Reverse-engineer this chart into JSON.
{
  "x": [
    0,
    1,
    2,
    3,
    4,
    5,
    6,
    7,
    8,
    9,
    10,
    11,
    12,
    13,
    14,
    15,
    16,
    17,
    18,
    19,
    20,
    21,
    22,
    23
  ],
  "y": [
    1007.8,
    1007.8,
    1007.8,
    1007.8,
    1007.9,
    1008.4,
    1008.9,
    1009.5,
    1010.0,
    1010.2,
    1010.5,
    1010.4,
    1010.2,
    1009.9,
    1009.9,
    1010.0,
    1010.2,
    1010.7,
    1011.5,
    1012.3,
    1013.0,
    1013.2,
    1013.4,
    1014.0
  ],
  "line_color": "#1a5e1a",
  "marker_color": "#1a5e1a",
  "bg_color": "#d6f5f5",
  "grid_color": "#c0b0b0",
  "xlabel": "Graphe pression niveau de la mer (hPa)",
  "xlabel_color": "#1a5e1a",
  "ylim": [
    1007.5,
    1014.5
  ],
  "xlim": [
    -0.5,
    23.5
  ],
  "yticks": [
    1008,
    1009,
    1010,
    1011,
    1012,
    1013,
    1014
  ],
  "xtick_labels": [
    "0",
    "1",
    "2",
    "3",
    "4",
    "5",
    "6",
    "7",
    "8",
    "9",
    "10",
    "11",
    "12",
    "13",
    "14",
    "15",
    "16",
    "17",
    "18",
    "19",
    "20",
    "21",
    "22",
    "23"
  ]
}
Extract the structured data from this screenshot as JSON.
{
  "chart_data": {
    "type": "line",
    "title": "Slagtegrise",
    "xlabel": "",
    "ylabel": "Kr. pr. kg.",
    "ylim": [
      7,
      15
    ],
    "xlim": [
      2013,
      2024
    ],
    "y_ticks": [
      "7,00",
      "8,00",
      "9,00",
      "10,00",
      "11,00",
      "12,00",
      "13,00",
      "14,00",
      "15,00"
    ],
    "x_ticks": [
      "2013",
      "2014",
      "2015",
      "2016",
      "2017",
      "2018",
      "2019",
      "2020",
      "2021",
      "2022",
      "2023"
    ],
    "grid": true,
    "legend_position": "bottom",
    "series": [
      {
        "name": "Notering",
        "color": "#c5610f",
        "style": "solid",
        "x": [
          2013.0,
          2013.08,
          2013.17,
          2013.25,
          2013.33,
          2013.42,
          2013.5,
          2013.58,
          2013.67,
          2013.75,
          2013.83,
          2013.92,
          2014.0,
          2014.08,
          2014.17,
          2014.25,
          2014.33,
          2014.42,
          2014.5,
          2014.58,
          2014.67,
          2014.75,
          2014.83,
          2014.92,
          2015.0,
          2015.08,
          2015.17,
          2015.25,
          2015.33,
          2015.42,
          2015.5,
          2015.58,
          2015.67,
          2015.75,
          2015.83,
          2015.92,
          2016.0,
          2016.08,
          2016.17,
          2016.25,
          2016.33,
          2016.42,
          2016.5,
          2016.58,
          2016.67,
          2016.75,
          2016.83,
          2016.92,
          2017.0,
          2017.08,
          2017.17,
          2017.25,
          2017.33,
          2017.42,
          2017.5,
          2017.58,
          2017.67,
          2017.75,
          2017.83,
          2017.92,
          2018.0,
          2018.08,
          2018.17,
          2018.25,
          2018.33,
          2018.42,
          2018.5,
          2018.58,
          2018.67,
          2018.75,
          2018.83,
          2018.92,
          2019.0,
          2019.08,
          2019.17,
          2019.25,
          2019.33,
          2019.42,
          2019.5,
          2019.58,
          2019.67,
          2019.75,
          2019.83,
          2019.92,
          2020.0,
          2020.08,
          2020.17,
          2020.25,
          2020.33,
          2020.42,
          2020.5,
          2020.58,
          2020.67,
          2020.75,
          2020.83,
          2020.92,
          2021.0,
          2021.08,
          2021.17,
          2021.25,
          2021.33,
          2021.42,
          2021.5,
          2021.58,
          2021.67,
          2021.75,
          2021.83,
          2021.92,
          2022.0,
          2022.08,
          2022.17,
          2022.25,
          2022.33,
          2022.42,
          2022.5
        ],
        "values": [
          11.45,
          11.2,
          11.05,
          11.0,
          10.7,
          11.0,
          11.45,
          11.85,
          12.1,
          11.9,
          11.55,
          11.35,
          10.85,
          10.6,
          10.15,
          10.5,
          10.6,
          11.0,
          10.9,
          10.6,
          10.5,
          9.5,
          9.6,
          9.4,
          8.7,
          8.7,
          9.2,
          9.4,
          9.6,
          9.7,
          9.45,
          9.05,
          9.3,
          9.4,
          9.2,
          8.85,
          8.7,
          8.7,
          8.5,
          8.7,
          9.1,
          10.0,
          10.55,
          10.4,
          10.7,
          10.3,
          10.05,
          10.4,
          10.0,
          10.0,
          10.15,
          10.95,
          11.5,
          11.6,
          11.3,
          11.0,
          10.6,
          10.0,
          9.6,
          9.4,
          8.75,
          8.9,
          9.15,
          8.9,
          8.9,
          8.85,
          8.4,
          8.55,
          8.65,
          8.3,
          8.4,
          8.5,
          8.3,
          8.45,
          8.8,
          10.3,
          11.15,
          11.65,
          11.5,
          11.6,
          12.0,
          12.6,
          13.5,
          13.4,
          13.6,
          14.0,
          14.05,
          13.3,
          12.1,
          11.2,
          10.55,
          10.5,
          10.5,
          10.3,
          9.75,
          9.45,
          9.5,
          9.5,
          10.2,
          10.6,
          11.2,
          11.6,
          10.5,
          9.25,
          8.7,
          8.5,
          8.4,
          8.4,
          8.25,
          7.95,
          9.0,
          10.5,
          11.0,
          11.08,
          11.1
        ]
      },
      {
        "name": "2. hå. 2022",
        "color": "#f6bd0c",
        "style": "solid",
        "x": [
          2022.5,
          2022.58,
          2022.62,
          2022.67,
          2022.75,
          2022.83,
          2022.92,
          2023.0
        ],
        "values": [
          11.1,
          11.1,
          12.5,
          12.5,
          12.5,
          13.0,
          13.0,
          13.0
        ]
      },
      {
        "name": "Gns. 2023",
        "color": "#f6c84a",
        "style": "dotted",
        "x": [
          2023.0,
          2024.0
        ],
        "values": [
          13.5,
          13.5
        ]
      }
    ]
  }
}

______________________________

[Problem details] Your task is to extract all of the records exactly.

[Response below]
Reverse-engineer this chart into JSON.
{
  "x": [
    0,
    1,
    2,
    3,
    4,
    5,
    6,
    7,
    8,
    9,
    10,
    11,
    12,
    13,
    14,
    15,
    16,
    17,
    18,
    19,
    20,
    21,
    22,
    23
  ],
  "y": [
    1007.8,
    1007.8,
    1007.8,
    1007.8,
    1007.9,
    1008.4,
    1008.9,
    1009.5,
    1010.0,
    1010.2,
    1010.5,
    1010.4,
    1010.2,
    1009.9,
    1009.9,
    1010.0,
    1010.2,
    1010.7,
    1011.5,
    1012.3,
    1013.0,
    1013.2,
    1013.4,
    1014.0
  ],
  "line_color": "#1a5e1a",
  "marker_color": "#1a5e1a",
  "bg_color": "#d6f5f5",
  "grid_color": "#c0b0b0",
  "xlabel": "Graphe pression niveau de la mer (hPa)",
  "xlabel_color": "#1a5e1a",
  "ylim": [
    1007.5,
    1014.5
  ],
  "xlim": [
    -0.5,
    23.5
  ],
  "yticks": [
    1008,
    1009,
    1010,
    1011,
    1012,
    1013,
    1014
  ],
  "xtick_labels": [
    "0",
    "1",
    "2",
    "3",
    "4",
    "5",
    "6",
    "7",
    "8",
    "9",
    "10",
    "11",
    "12",
    "13",
    "14",
    "15",
    "16",
    "17",
    "18",
    "19",
    "20",
    "21",
    "22",
    "23"
  ]
}
Extract the structured data from this screenshot as JSON.
{
  "chart_data": {
    "type": "line",
    "title": "Slagtegrise",
    "xlabel": "",
    "ylabel": "Kr. pr. kg.",
    "ylim": [
      7,
      15
    ],
    "xlim": [
      2013,
      2024
    ],
    "y_ticks": [
      "7,00",
      "8,00",
      "9,00",
      "10,00",
      "11,00",
      "12,00",
      "13,00",
      "14,00",
      "15,00"
    ],
    "x_ticks": [
      "2013",
      "2014",
      "2015",
      "2016",
      "2017",
      "2018",
      "2019",
      "2020",
      "2021",
      "2022",
      "2023"
    ],
    "grid": true,
    "legend_position": "bottom",
    "series": [
      {
        "name": "Notering",
        "color": "#c5610f",
        "style": "solid",
        "x": [
          2013.0,
          2013.08,
          2013.17,
          2013.25,
          2013.33,
          2013.42,
          2013.5,
          2013.58,
          2013.67,
          2013.75,
          2013.83,
          2013.92,
          2014.0,
          2014.08,
          2014.17,
          2014.25,
          2014.33,
          2014.42,
          2014.5,
          2014.58,
          2014.67,
          2014.75,
          2014.83,
          2014.92,
          2015.0,
          2015.08,
          2015.17,
          2015.25,
          2015.33,
          2015.42,
          2015.5,
          2015.58,
          2015.67,
          2015.75,
          2015.83,
          2015.92,
          2016.0,
          2016.08,
          2016.17,
          2016.25,
          2016.33,
          2016.42,
          2016.5,
          2016.58,
          2016.67,
          2016.75,
          2016.83,
          2016.92,
          2017.0,
          2017.08,
          2017.17,
          2017.25,
          2017.33,
          2017.42,
          2017.5,
          2017.58,
          2017.67,
          2017.75,
          2017.83,
          2017.92,
          2018.0,
          2018.08,
          2018.17,
          2018.25,
          2018.33,
          2018.42,
          2018.5,
          2018.58,
          2018.67,
          2018.75,
          2018.83,
          2018.92,
          2019.0,
          2019.08,
          2019.17,
          2019.25,
          2019.33,
          2019.42,
          2019.5,
          2019.58,
          2019.67,
          2019.75,
          2019.83,
          2019.92,
          2020.0,
          2020.08,
          2020.17,
          2020.25,
          2020.33,
          2020.42,
          2020.5,
          2020.58,
          2020.67,
          2020.75,
          2020.83,
          2020.92,
          2021.0,
          2021.08,
          2021.17,
          2021.25,
          2021.33,
          2021.42,
          2021.5,
          2021.58,
          2021.67,
          2021.75,
          2021.83,
          2021.92,
          2022.0,
          2022.08,
          2022.17,
          2022.25,
          2022.33,
          2022.42,
          2022.5
        ],
        "values": [
          11.45,
          11.2,
          11.05,
          11.0,
          10.7,
          11.0,
          11.45,
          11.85,
          12.1,
          11.9,
          11.55,
          11.35,
          10.85,
          10.6,
          10.15,
          10.5,
          10.6,
          11.0,
          10.9,
          10.6,
          10.5,
          9.5,
          9.6,
          9.4,
          8.7,
          8.7,
          9.2,
          9.4,
          9.6,
          9.7,
          9.45,
          9.05,
          9.3,
          9.4,
          9.2,
          8.85,
          8.7,
          8.7,
          8.5,
          8.7,
          9.1,
          10.0,
          10.55,
          10.4,
          10.7,
          10.3,
          10.05,
          10.4,
          10.0,
          10.0,
          10.15,
          10.95,
          11.5,
          11.6,
          11.3,
          11.0,
          10.6,
          10.0,
          9.6,
          9.4,
          8.75,
          8.9,
          9.15,
          8.9,
          8.9,
          8.85,
          8.4,
          8.55,
          8.65,
          8.3,
          8.4,
          8.5,
          8.3,
          8.45,
          8.8,
          10.3,
          11.15,
          11.65,
          11.5,
          11.6,
          12.0,
          12.6,
          13.5,
          13.4,
          13.6,
          14.0,
          14.05,
          13.3,
          12.1,
          11.2,
          10.55,
          10.5,
          10.5,
          10.3,
          9.75,
          9.45,
          9.5,
          9.5,
          10.2,
          10.6,
          11.2,
          11.6,
          10.5,
          9.25,
          8.7,
          8.5,
          8.4,
          8.4,
          8.25,
          7.95,
          9.0,
          10.5,
          11.0,
          11.08,
          11.1
        ]
      },
      {
        "name": "2. hå. 2022",
        "color": "#f6bd0c",
        "style": "solid",
        "x": [
          2022.5,
          2022.58,
          2022.62,
          2022.67,
          2022.75,
          2022.83,
          2022.92,
          2023.0
        ],
        "values": [
          11.1,
          11.1,
          12.5,
          12.5,
          12.5,
          13.0,
          13.0,
          13.0
        ]
      },
      {
        "name": "Gns. 2023",
        "color": "#f6c84a",
        "style": "dotted",
        "x": [
          2023.0,
          2024.0
        ],
        "values": [
          13.5,
          13.5
        ]
      }
    ]
  }
}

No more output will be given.